SHORT PROBLEM. Below is a listing; copy all of it exactly.

□ □ □ □

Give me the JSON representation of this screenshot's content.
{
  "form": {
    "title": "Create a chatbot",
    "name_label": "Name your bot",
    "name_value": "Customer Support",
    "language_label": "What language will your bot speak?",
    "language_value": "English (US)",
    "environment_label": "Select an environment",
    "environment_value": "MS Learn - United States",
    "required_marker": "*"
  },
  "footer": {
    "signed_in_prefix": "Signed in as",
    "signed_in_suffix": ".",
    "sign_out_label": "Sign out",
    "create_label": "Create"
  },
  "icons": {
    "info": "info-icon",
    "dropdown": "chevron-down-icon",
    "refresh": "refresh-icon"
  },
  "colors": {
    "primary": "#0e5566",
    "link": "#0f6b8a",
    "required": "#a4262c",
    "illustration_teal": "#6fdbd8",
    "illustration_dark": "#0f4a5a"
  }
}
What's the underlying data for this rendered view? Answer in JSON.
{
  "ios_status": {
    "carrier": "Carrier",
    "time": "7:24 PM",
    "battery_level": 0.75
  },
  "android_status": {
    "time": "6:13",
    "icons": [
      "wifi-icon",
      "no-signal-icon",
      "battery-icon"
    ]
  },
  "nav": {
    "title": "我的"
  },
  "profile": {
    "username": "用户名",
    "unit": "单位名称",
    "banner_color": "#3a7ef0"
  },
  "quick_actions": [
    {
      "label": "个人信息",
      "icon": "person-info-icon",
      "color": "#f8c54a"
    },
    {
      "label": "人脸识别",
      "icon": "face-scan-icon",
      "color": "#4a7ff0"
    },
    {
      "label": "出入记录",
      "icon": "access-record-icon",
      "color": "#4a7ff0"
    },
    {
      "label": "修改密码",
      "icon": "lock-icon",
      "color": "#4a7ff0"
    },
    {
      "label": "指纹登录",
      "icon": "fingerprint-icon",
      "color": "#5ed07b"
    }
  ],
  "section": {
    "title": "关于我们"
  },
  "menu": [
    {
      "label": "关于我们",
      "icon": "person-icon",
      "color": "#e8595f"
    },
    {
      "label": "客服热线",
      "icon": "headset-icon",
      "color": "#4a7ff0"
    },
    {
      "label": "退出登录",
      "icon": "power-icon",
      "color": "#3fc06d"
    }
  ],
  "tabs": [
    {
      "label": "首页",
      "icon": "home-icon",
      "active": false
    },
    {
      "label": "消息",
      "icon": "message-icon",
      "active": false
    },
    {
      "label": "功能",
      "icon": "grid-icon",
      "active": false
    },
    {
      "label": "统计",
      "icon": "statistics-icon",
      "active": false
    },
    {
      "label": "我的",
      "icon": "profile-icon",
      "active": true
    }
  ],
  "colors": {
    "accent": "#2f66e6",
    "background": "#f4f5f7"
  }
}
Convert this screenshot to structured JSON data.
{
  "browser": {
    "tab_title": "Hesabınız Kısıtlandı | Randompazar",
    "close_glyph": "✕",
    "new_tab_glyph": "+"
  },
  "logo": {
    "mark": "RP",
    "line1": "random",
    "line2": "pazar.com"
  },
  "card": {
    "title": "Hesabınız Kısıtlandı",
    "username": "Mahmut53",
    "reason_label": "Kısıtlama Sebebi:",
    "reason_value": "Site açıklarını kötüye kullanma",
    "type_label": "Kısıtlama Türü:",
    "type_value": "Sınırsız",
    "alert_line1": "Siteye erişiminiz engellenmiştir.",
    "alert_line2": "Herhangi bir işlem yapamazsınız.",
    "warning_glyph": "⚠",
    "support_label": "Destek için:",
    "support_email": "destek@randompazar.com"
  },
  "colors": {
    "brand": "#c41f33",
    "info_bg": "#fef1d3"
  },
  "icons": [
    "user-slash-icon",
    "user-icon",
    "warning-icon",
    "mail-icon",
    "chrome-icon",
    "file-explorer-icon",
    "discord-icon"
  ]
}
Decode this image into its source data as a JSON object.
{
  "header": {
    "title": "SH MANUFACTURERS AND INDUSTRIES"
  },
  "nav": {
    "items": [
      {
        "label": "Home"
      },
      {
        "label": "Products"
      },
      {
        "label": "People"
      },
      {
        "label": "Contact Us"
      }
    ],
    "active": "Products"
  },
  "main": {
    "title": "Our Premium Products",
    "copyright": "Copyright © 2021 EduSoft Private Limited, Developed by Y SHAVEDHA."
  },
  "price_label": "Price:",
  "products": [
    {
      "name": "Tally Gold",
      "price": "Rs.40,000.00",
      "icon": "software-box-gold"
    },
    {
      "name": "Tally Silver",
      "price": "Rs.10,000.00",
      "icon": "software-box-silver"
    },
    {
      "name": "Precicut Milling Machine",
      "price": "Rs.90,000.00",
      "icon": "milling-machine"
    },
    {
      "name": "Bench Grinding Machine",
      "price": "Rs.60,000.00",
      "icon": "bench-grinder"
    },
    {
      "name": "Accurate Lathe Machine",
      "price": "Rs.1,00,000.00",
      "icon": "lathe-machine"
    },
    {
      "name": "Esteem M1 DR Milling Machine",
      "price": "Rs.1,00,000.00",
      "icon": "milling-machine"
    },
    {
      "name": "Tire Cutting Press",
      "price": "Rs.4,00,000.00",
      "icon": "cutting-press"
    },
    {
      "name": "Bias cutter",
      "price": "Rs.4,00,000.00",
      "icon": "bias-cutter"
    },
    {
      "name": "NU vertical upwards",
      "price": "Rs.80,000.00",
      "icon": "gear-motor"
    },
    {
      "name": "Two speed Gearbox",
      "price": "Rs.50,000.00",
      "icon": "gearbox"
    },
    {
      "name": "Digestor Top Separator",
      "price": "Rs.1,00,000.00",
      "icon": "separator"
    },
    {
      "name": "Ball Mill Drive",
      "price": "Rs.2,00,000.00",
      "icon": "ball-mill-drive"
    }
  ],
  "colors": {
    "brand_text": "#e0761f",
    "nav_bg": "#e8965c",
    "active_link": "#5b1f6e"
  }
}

□ □ □ □

RESULT OF THE EXERCISE.
Give me the JSON representation of this screenshot's content.
{
  "form": {
    "title": "Create a chatbot",
    "name_label": "Name your bot",
    "name_value": "Customer Support",
    "language_label": "What language will your bot speak?",
    "language_value": "English (US)",
    "environment_label": "Select an environment",
    "environment_value": "MS Learn - United States",
    "required_marker": "*"
  },
  "footer": {
    "signed_in_prefix": "Signed in as",
    "signed_in_suffix": ".",
    "sign_out_label": "Sign out",
    "create_label": "Create"
  },
  "icons": {
    "info": "info-icon",
    "dropdown": "chevron-down-icon",
    "refresh": "refresh-icon"
  },
  "colors": {
    "primary": "#0e5566",
    "link": "#0f6b8a",
    "required": "#a4262c",
    "illustration_teal": "#6fdbd8",
    "illustration_dark": "#0f4a5a"
  }
}
What's the underlying data for this rendered view? Answer in JSON.
{
  "ios_status": {
    "carrier": "Carrier",
    "time": "7:24 PM",
    "battery_level": 0.75
  },
  "android_status": {
    "time": "6:13",
    "icons": [
      "wifi-icon",
      "no-signal-icon",
      "battery-icon"
    ]
  },
  "nav": {
    "title": "我的"
  },
  "profile": {
    "username": "用户名",
    "unit": "单位名称",
    "banner_color": "#3a7ef0"
  },
  "quick_actions": [
    {
      "label": "个人信息",
      "icon": "person-info-icon",
      "color": "#f8c54a"
    },
    {
      "label": "人脸识别",
      "icon": "face-scan-icon",
      "color": "#4a7ff0"
    },
    {
      "label": "出入记录",
      "icon": "access-record-icon",
      "color": "#4a7ff0"
    },
    {
      "label": "修改密码",
      "icon": "lock-icon",
      "color": "#4a7ff0"
    },
    {
      "label": "指纹登录",
      "icon": "fingerprint-icon",
      "color": "#5ed07b"
    }
  ],
  "section": {
    "title": "关于我们"
  },
  "menu": [
    {
      "label": "关于我们",
      "icon": "person-icon",
      "color": "#e8595f"
    },
    {
      "label": "客服热线",
      "icon": "headset-icon",
      "color": "#4a7ff0"
    },
    {
      "label": "退出登录",
      "icon": "power-icon",
      "color": "#3fc06d"
    }
  ],
  "tabs": [
    {
      "label": "首页",
      "icon": "home-icon",
      "active": false
    },
    {
      "label": "消息",
      "icon": "message-icon",
      "active": false
    },
    {
      "label": "功能",
      "icon": "grid-icon",
      "active": false
    },
    {
      "label": "统计",
      "icon": "statistics-icon",
      "active": false
    },
    {
      "label": "我的",
      "icon": "profile-icon",
      "active": true
    }
  ],
  "colors": {
    "accent": "#2f66e6",
    "background": "#f4f5f7"
  }
}
Convert this screenshot to structured JSON data.
{
  "browser": {
    "tab_title": "Hesabınız Kısıtlandı | Randompazar",
    "close_glyph": "✕",
    "new_tab_glyph": "+"
  },
  "logo": {
    "mark": "RP",
    "line1": "random",
    "line2": "pazar.com"
  },
  "card": {
    "title": "Hesabınız Kısıtlandı",
    "username": "Mahmut53",
    "reason_label": "Kısıtlama Sebebi:",
    "reason_value": "Site açıklarını kötüye kullanma",
    "type_label": "Kısıtlama Türü:",
    "type_value": "Sınırsız",
    "alert_line1": "Siteye erişiminiz engellenmiştir.",
    "alert_line2": "Herhangi bir işlem yapamazsınız.",
    "warning_glyph": "⚠",
    "support_label": "Destek için:",
    "support_email": "destek@randompazar.com"
  },
  "colors": {
    "brand": "#c41f33",
    "info_bg": "#fef1d3"
  },
  "icons": [
    "user-slash-icon",
    "user-icon",
    "warning-icon",
    "mail-icon",
    "chrome-icon",
    "file-explorer-icon",
    "discord-icon"
  ]
}
Decode this image into its source data as a JSON object.
{
  "header": {
    "title": "SH MANUFACTURERS AND INDUSTRIES"
  },
  "nav": {
    "items": [
      {
        "label": "Home"
      },
      {
        "label": "Products"
      },
      {
        "label": "People"
      },
      {
        "label": "Contact Us"
      }
    ],
    "active": "Products"
  },
  "main": {
    "title": "Our Premium Products",
    "copyright": "Copyright © 2021 EduSoft Private Limited, Developed by Y SHAVEDHA."
  },
  "price_label": "Price:",
  "products": [
    {
      "name": "Tally Gold",
      "price": "Rs.40,000.00",
      "icon": "software-box-gold"
    },
    {
      "name": "Tally Silver",
      "price": "Rs.10,000.00",
      "icon": "software-box-silver"
    },
    {
      "name": "Precicut Milling Machine",
      "price": "Rs.90,000.00",
      "icon": "milling-machine"
    },
    {
      "name": "Bench Grinding Machine",
      "price": "Rs.60,000.00",
      "icon": "bench-grinder"
    },
    {
      "name": "Accurate Lathe Machine",
      "price": "Rs.1,00,000.00",
      "icon": "lathe-machine"
    },
    {
      "name": "Esteem M1 DR Milling Machine",
      "price": "Rs.1,00,000.00",
      "icon": "milling-machine"
    },
    {
      "name": "Tire Cutting Press",
      "price": "Rs.4,00,000.00",
      "icon": "cutting-press"
    },
    {
      "name": "Bias cutter",
      "price": "Rs.4,00,000.00",
      "icon": "bias-cutter"
    },
    {
      "name": "NU vertical upwards",
      "price": "Rs.80,000.00",
      "icon": "gear-motor"
    },
    {
      "name": "Two speed Gearbox",
      "price": "Rs.50,000.00",
      "icon": "gearbox"
    },
    {
      "name": "Digestor Top Separator",
      "price": "Rs.1,00,000.00",
      "icon": "separator"
    },
    {
      "name": "Ball Mill Drive",
      "price": "Rs.2,00,000.00",
      "icon": "ball-mill-drive"
    }
  ],
  "colors": {
    "brand_text": "#e0761f",
    "nav_bg": "#e8965c",
    "active_link": "#5b1f6e"
  }
}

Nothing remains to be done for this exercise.